AIM OF THE EXERCISE: Only lines holding the string "emivita" are wanted; copy each one from the material.

Records from a collection:
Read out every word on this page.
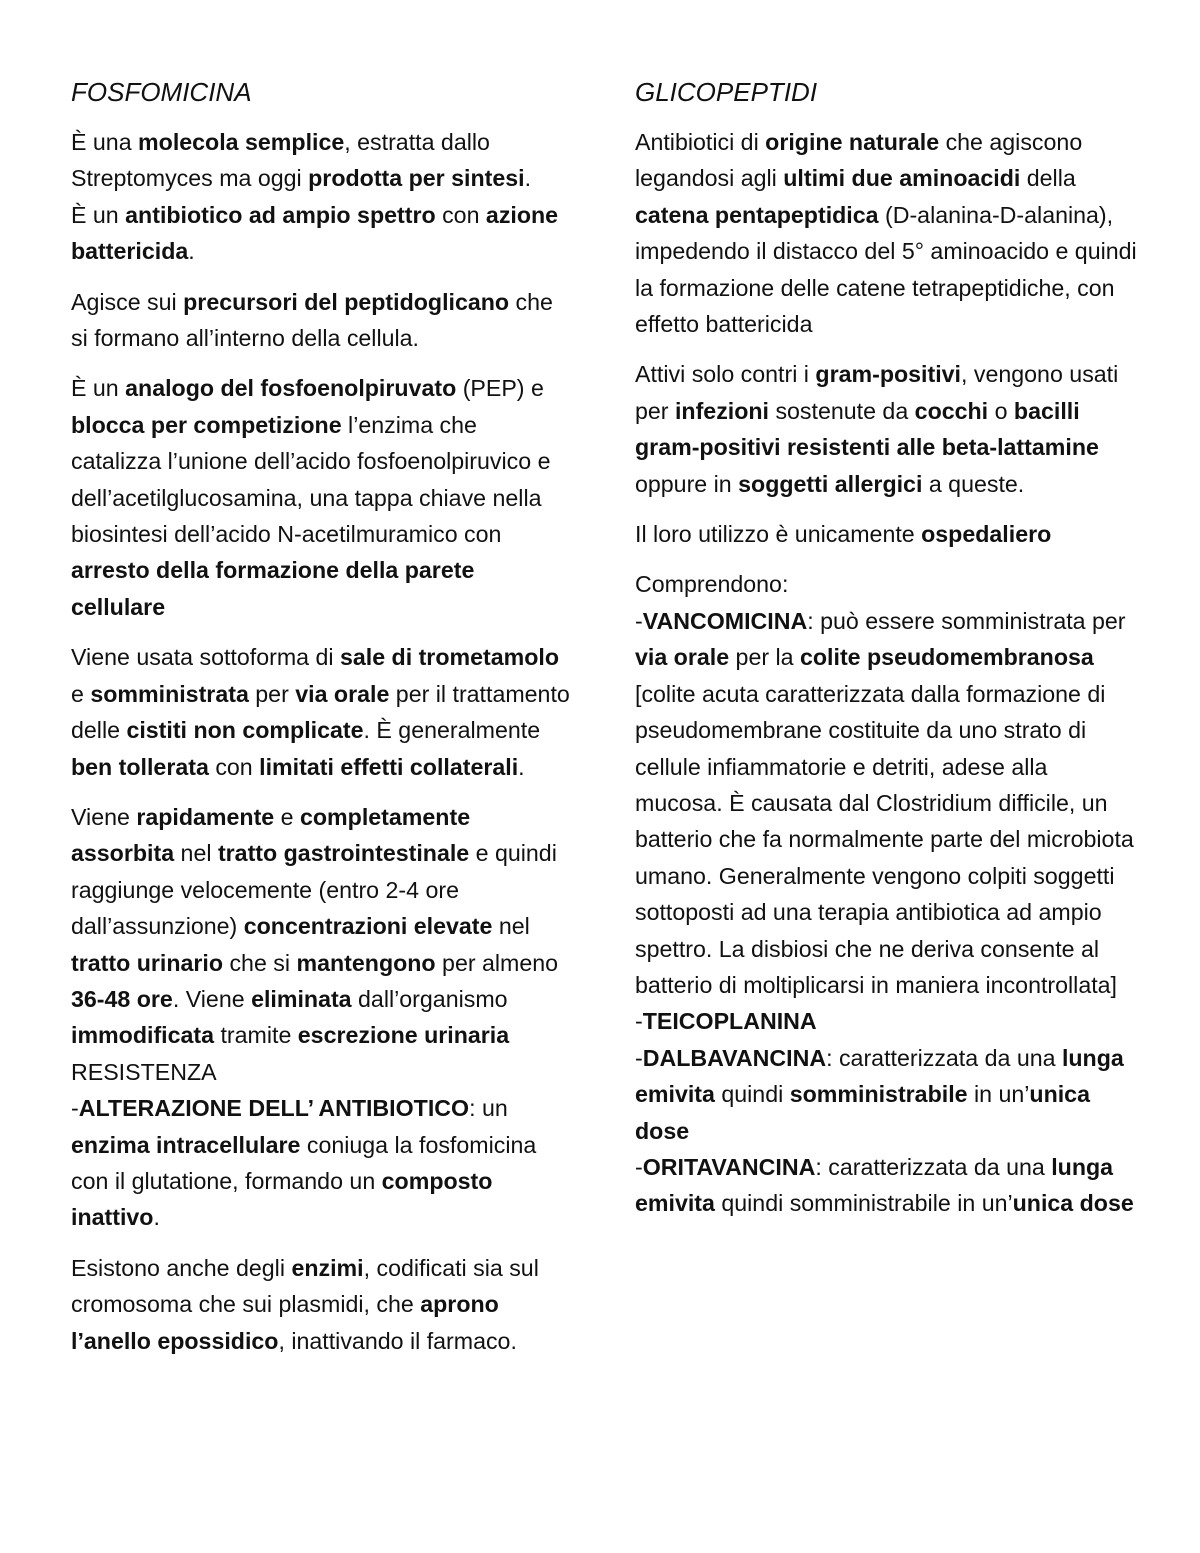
FOSFOMICINA

È una molecola semplice, estratta dallo Streptomyces ma oggi prodotta per sintesi.

È un antibiotico ad ampio spettro con azione battericida.

Agisce sui precursori del peptidoglicano che si formano all’interno della cellula.

È un analogo del fosfoenolpiruvato (PEP) e blocca per competizione l’enzima che catalizza l’unione dell’acido fosfoenolpiruvico e dell’acetilglucosamina, una tappa chiave nella biosintesi dell’acido N-acetilmuramico con arresto della formazione della parete cellulare

Viene usata sottoforma di sale di trometamolo e somministrata per via orale per il trattamento delle cistiti non complicate. È generalmente ben tollerata con limitati effetti collaterali.

Viene rapidamente e completamente assorbita nel tratto gastrointestinale e quindi raggiunge velocemente (entro 2-4 ore dall’assunzione) concentrazioni elevate nel tratto urinario che si mantengono per almeno 36-48 ore. Viene eliminata dall’organismo immodificata tramite escrezione urinaria

RESISTENZA

-ALTERAZIONE DELL’ ANTIBIOTICO: un enzima intracellulare coniuga la fosfomicina con il glutatione, formando un composto inattivo.

Esistono anche degli enzimi, codificati sia sul cromosoma che sui plasmidi, che aprono l’anello epossidico, inattivando il farmaco.

GLICOPEPTIDI

Antibiotici di origine naturale che agiscono legandosi agli ultimi due aminoacidi della catena pentapeptidica (D-alanina-D-alanina), impedendo il distacco del 5° aminoacido e quindi la formazione delle catene tetrapeptidiche, con effetto battericida

Attivi solo contri i gram-positivi, vengono usati per infezioni sostenute da cocchi o bacilli gram-positivi resistenti alle beta-lattamine oppure in soggetti allergici a queste.

Il loro utilizzo è unicamente ospedaliero

Comprendono:

-VANCOMICINA: può essere somministrata per via orale per la colite pseudomembranosa [colite acuta caratterizzata dalla formazione di pseudomembrane costituite da uno strato di cellule infiammatorie e detriti, adese alla mucosa. È causata dal Clostridium difficile, un batterio che fa normalmente parte del microbiota umano. Generalmente vengono colpiti soggetti sottoposti ad una terapia antibiotica ad ampio spettro. La disbiosi che ne deriva consente al batterio di moltiplicarsi in maniera incontrollata]

-TEICOPLANINA

-DALBAVANCINA: caratterizzata da una lunga emivita quindi somministrabile in un’unica dose

-ORITAVANCINA: caratterizzata da una lunga emivita quindi somministrabile in un’unica dose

TASK RESPONSE:
-DALBAVANCINA: caratterizzata da una lunga emivita quindi somministrabile in un’unica dose
-ORITAVANCINA: caratterizzata da una lunga emivita quindi somministrabile in un’unica dose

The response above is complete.